Count how many lines include "title" and answer with that number only.
* * *
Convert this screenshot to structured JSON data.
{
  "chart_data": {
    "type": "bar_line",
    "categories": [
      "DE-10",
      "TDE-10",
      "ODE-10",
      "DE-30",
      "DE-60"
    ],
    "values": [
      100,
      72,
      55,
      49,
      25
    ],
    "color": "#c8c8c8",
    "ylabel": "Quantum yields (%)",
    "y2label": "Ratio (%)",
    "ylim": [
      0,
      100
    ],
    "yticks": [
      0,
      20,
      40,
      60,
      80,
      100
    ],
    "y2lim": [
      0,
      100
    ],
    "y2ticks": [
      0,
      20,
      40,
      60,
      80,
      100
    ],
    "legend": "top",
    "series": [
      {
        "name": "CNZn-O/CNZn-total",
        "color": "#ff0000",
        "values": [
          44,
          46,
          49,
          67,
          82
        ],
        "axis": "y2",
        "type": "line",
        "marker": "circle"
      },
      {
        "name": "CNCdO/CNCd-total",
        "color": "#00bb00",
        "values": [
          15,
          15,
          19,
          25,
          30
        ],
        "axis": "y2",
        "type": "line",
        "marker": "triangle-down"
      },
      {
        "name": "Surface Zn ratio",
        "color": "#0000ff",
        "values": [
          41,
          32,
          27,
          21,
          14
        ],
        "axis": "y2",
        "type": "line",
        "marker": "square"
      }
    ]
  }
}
* * *
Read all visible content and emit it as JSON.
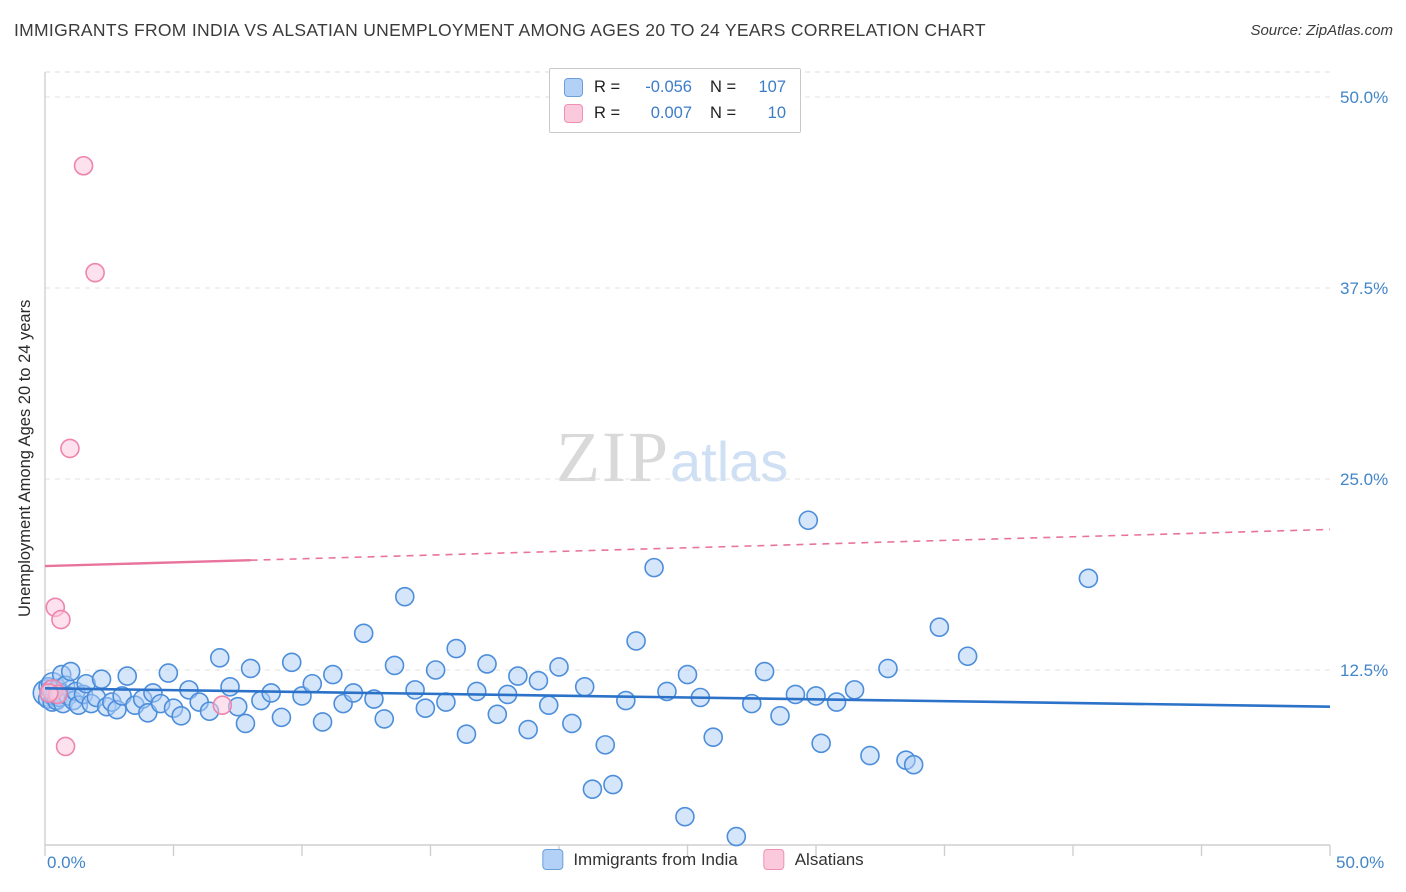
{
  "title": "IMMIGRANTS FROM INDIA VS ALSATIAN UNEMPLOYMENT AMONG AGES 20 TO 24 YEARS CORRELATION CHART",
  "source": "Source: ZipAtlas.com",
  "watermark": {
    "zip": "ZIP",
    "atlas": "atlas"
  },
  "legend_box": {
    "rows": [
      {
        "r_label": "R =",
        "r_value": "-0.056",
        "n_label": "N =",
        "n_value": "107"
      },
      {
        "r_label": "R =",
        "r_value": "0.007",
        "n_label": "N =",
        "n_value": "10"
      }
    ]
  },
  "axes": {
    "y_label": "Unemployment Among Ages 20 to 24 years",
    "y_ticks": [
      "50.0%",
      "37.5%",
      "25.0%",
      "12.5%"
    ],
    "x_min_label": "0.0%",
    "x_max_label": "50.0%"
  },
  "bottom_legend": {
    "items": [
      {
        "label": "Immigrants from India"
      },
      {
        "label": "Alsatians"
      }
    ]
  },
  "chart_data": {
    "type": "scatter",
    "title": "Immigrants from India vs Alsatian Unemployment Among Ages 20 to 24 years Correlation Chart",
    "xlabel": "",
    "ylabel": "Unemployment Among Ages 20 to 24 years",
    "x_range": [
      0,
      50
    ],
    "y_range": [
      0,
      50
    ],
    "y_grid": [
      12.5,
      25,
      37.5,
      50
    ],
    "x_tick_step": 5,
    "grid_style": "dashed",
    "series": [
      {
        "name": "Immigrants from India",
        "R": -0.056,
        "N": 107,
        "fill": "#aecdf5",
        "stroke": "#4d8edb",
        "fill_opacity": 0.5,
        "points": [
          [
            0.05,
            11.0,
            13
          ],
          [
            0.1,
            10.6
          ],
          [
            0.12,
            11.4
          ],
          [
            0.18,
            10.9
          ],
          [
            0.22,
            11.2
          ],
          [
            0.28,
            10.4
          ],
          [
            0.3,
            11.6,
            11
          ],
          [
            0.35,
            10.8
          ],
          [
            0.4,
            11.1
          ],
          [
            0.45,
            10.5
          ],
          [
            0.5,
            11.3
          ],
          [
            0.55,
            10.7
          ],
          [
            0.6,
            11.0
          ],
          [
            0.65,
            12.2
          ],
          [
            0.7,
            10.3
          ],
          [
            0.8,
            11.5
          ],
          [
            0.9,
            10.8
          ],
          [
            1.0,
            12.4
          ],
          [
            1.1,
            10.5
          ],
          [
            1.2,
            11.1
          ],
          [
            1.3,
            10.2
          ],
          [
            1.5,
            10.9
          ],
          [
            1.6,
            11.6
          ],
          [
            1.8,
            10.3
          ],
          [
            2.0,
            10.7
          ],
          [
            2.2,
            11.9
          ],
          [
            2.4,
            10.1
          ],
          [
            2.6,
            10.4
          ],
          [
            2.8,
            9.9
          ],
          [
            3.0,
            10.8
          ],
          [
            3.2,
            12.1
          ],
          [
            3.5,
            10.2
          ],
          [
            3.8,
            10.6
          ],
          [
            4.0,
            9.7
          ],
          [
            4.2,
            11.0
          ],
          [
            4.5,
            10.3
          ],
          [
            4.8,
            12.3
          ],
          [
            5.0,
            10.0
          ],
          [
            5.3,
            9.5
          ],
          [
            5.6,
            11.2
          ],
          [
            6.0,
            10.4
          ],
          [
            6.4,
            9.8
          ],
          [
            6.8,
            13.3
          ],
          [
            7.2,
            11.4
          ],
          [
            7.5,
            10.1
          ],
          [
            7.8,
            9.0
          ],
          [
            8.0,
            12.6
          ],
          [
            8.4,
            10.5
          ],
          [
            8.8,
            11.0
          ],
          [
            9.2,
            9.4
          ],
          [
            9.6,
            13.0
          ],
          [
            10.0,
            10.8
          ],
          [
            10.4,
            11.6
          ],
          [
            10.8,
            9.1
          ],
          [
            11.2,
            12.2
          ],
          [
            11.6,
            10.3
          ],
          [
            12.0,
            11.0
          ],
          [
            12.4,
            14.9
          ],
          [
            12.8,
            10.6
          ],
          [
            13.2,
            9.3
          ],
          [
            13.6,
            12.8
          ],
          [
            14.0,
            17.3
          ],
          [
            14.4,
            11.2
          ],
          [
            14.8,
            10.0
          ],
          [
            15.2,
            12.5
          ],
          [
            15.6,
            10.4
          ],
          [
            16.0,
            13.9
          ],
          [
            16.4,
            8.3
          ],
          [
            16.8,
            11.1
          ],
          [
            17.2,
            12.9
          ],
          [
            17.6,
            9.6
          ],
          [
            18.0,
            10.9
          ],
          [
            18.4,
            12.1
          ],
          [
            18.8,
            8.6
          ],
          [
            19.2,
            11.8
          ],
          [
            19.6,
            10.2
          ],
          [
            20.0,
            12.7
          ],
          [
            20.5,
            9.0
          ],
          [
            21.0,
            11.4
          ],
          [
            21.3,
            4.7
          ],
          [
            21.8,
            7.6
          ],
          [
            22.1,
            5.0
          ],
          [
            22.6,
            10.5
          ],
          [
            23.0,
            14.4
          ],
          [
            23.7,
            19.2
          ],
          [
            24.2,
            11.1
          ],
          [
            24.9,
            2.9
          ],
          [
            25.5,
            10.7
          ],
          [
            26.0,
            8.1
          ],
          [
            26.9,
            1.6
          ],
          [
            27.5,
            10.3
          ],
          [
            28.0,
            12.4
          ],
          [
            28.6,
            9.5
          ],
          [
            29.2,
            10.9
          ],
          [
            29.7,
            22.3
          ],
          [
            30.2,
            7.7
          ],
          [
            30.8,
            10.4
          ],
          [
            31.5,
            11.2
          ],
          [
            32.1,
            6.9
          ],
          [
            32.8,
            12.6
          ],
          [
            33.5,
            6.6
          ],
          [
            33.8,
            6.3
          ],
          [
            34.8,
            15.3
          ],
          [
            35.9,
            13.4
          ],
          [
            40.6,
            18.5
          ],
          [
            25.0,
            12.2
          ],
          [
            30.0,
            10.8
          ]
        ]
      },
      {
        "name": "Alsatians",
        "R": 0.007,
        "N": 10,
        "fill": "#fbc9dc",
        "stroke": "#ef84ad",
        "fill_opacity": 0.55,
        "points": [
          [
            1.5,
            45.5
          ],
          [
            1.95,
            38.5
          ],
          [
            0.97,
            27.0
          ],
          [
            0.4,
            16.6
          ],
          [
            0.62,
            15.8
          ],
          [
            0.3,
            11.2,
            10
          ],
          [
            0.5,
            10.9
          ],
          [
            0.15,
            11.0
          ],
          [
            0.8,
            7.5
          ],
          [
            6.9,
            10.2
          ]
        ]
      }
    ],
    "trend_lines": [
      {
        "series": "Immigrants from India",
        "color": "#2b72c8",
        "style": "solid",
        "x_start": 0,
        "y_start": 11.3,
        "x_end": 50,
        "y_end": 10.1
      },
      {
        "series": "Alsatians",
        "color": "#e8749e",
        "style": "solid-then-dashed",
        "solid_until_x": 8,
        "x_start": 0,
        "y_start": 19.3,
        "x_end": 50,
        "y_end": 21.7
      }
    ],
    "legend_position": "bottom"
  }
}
* * *
◆ Correct answer:
2